The request:
Without including any pictures, write out the listing below exactly.

(Entries from a visual dataset)
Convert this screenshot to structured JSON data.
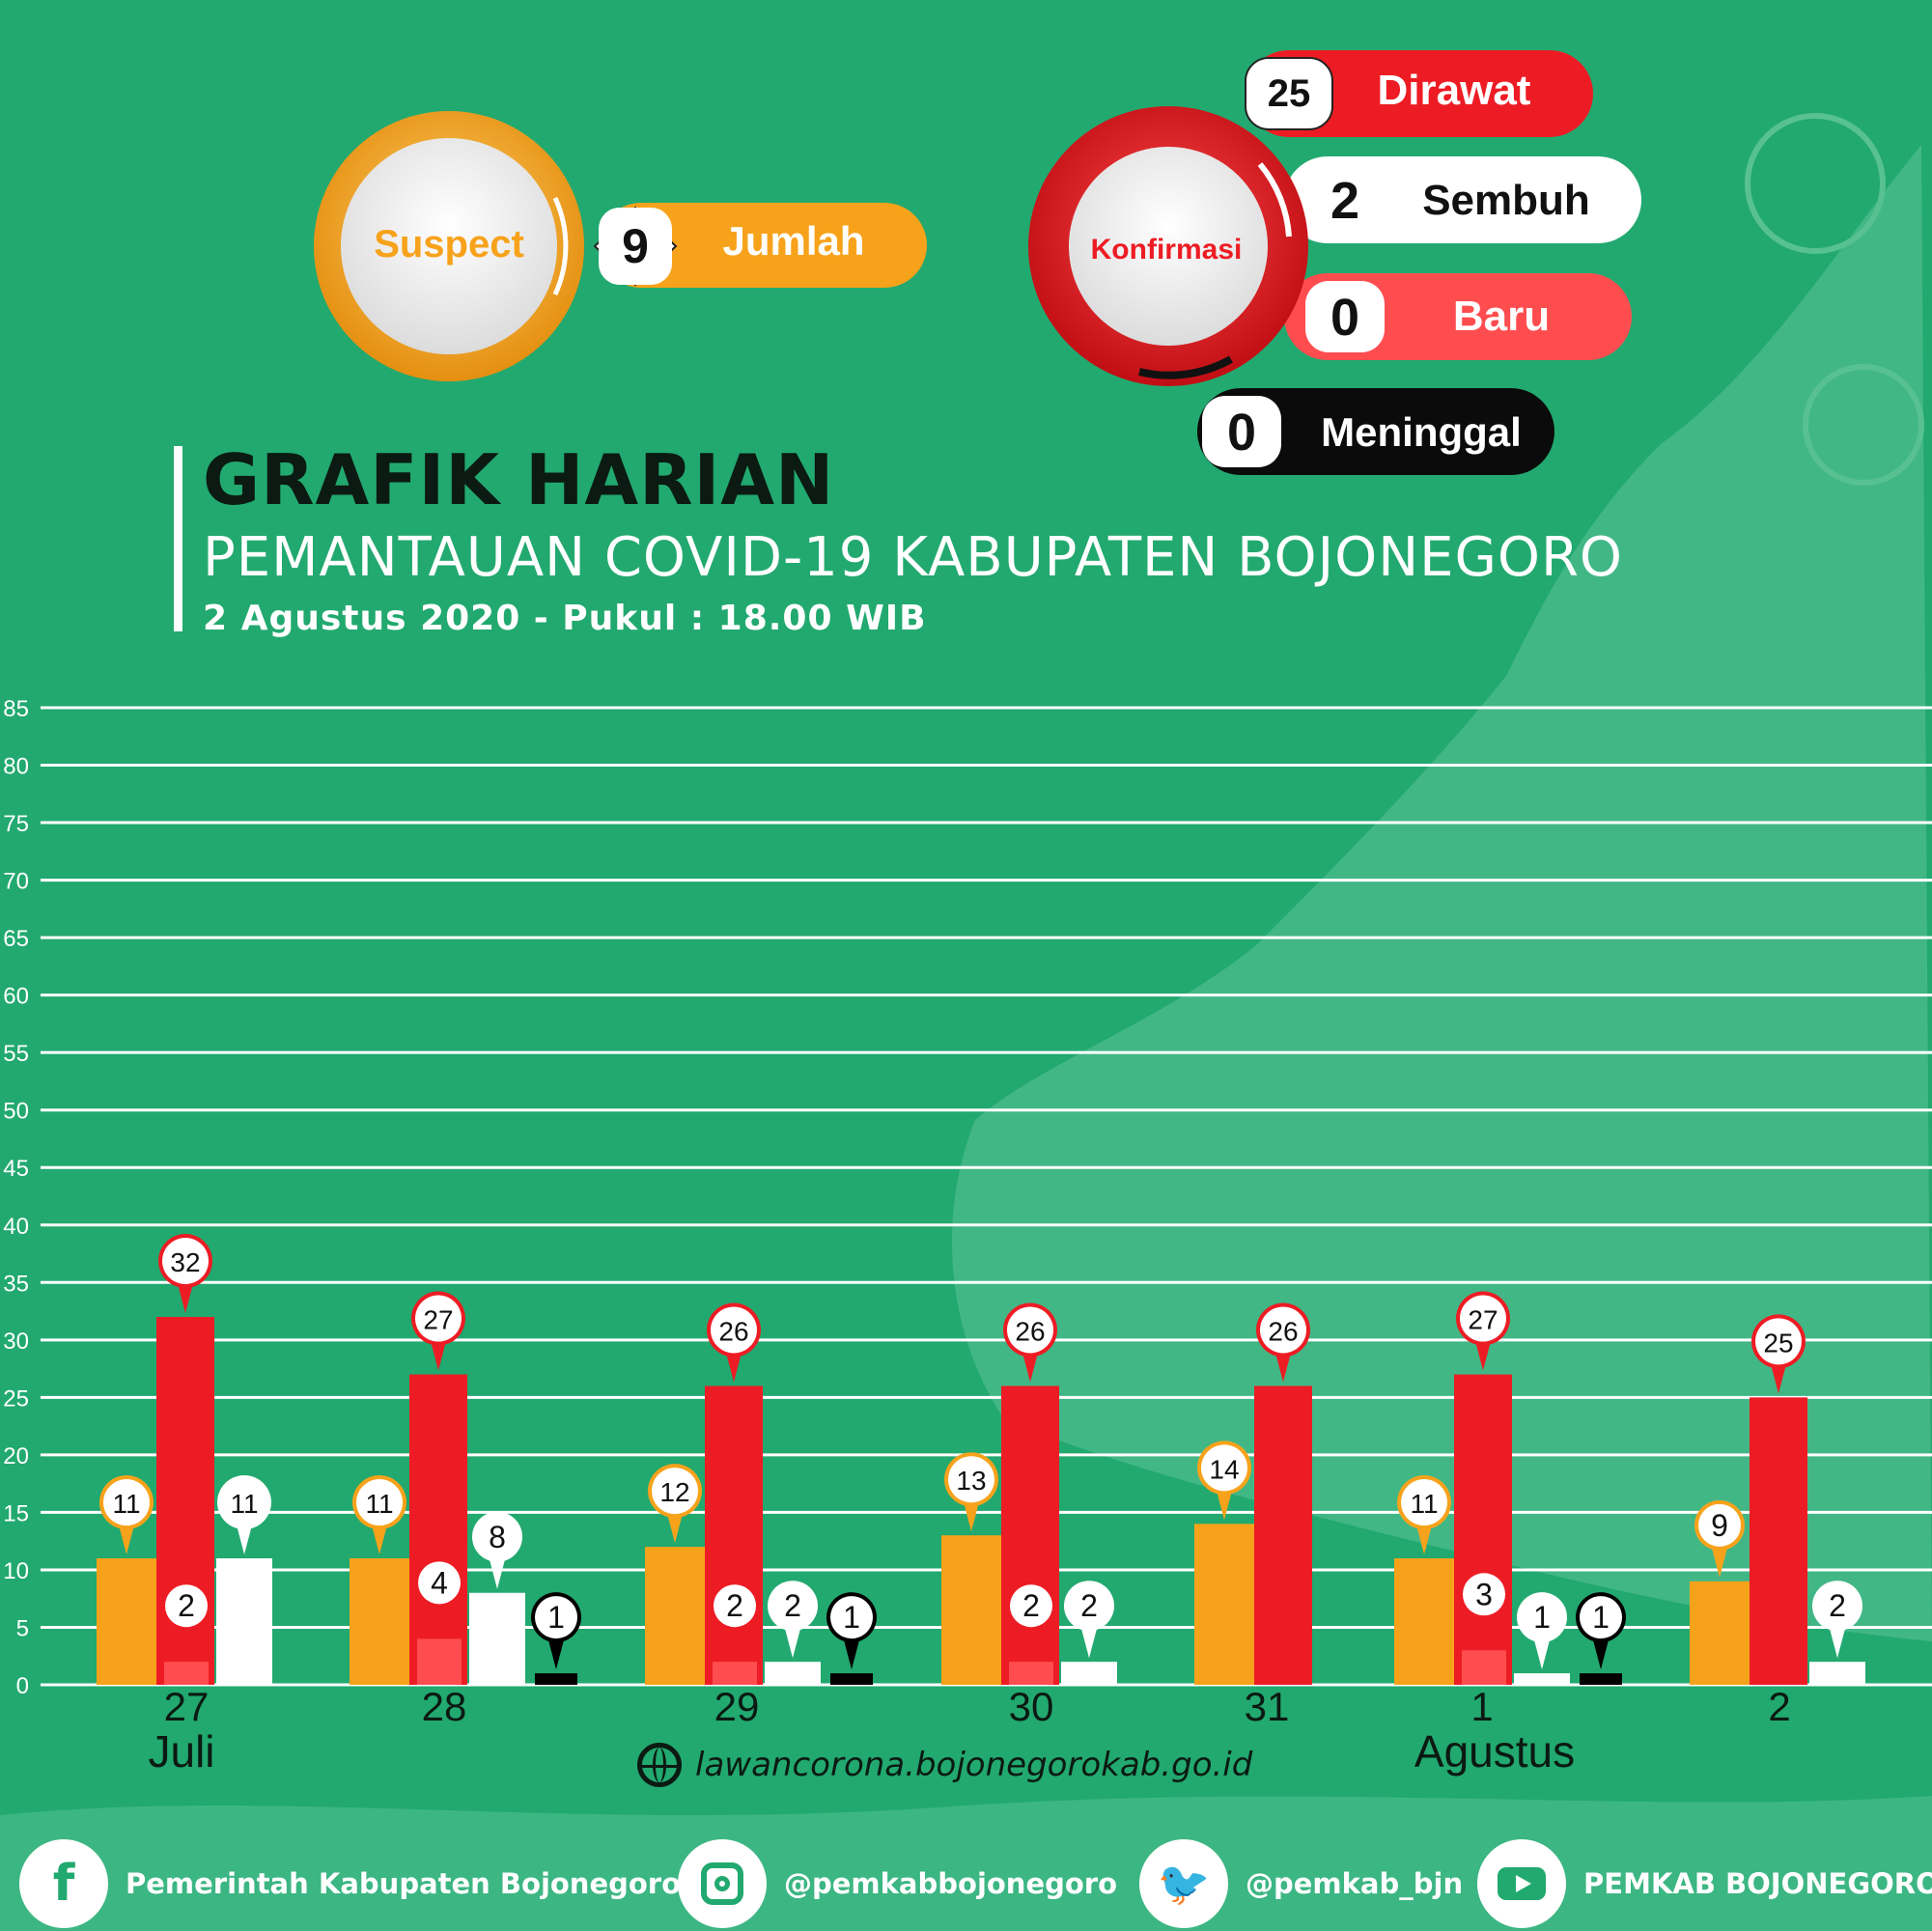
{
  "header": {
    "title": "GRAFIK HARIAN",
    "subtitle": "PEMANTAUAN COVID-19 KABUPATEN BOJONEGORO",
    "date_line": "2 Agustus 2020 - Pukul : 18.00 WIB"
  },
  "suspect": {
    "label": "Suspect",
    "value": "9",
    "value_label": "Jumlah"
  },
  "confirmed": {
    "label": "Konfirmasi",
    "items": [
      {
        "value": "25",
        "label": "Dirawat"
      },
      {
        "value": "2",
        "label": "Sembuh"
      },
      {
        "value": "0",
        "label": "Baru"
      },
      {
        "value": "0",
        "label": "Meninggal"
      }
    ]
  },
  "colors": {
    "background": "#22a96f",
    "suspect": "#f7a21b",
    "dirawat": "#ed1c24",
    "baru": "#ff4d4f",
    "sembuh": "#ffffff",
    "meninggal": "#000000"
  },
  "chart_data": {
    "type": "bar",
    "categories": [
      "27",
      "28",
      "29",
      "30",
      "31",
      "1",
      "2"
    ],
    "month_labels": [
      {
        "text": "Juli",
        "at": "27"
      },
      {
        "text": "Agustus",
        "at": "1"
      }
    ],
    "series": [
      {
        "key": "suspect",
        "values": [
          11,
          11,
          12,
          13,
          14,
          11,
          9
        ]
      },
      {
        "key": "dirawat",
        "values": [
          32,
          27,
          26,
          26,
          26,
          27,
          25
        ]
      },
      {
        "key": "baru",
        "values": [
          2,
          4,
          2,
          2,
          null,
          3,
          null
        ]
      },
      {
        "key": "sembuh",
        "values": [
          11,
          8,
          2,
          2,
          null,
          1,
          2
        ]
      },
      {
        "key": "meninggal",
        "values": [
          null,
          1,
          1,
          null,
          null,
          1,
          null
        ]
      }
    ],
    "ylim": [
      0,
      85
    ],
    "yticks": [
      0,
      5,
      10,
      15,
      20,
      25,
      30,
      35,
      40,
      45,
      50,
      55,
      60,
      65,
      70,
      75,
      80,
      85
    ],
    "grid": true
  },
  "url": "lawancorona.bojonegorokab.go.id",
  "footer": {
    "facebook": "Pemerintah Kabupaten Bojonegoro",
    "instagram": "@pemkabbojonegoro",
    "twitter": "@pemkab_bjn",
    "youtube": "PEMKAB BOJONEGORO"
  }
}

Correct answer:
Convert this screenshot to structured JSON data.
{
  "header": {
    "title": "GRAFIK HARIAN",
    "subtitle": "PEMANTAUAN COVID-19 KABUPATEN BOJONEGORO",
    "date_line": "2 Agustus 2020 - Pukul : 18.00 WIB"
  },
  "suspect": {
    "label": "Suspect",
    "value": "9",
    "value_label": "Jumlah"
  },
  "confirmed": {
    "label": "Konfirmasi",
    "items": [
      {
        "value": "25",
        "label": "Dirawat"
      },
      {
        "value": "2",
        "label": "Sembuh"
      },
      {
        "value": "0",
        "label": "Baru"
      },
      {
        "value": "0",
        "label": "Meninggal"
      }
    ]
  },
  "colors": {
    "background": "#22a96f",
    "suspect": "#f7a21b",
    "dirawat": "#ed1c24",
    "baru": "#ff4d4f",
    "sembuh": "#ffffff",
    "meninggal": "#000000"
  },
  "chart_data": {
    "type": "bar",
    "categories": [
      "27",
      "28",
      "29",
      "30",
      "31",
      "1",
      "2"
    ],
    "month_labels": [
      {
        "text": "Juli",
        "at": "27"
      },
      {
        "text": "Agustus",
        "at": "1"
      }
    ],
    "series": [
      {
        "key": "suspect",
        "values": [
          11,
          11,
          12,
          13,
          14,
          11,
          9
        ]
      },
      {
        "key": "dirawat",
        "values": [
          32,
          27,
          26,
          26,
          26,
          27,
          25
        ]
      },
      {
        "key": "baru",
        "values": [
          2,
          4,
          2,
          2,
          null,
          3,
          null
        ]
      },
      {
        "key": "sembuh",
        "values": [
          11,
          8,
          2,
          2,
          null,
          1,
          2
        ]
      },
      {
        "key": "meninggal",
        "values": [
          null,
          1,
          1,
          null,
          null,
          1,
          null
        ]
      }
    ],
    "ylim": [
      0,
      85
    ],
    "yticks": [
      0,
      5,
      10,
      15,
      20,
      25,
      30,
      35,
      40,
      45,
      50,
      55,
      60,
      65,
      70,
      75,
      80,
      85
    ],
    "grid": true
  },
  "url": "lawancorona.bojonegorokab.go.id",
  "footer": {
    "facebook": "Pemerintah Kabupaten Bojonegoro",
    "instagram": "@pemkabbojonegoro",
    "twitter": "@pemkab_bjn",
    "youtube": "PEMKAB BOJONEGORO"
  }
}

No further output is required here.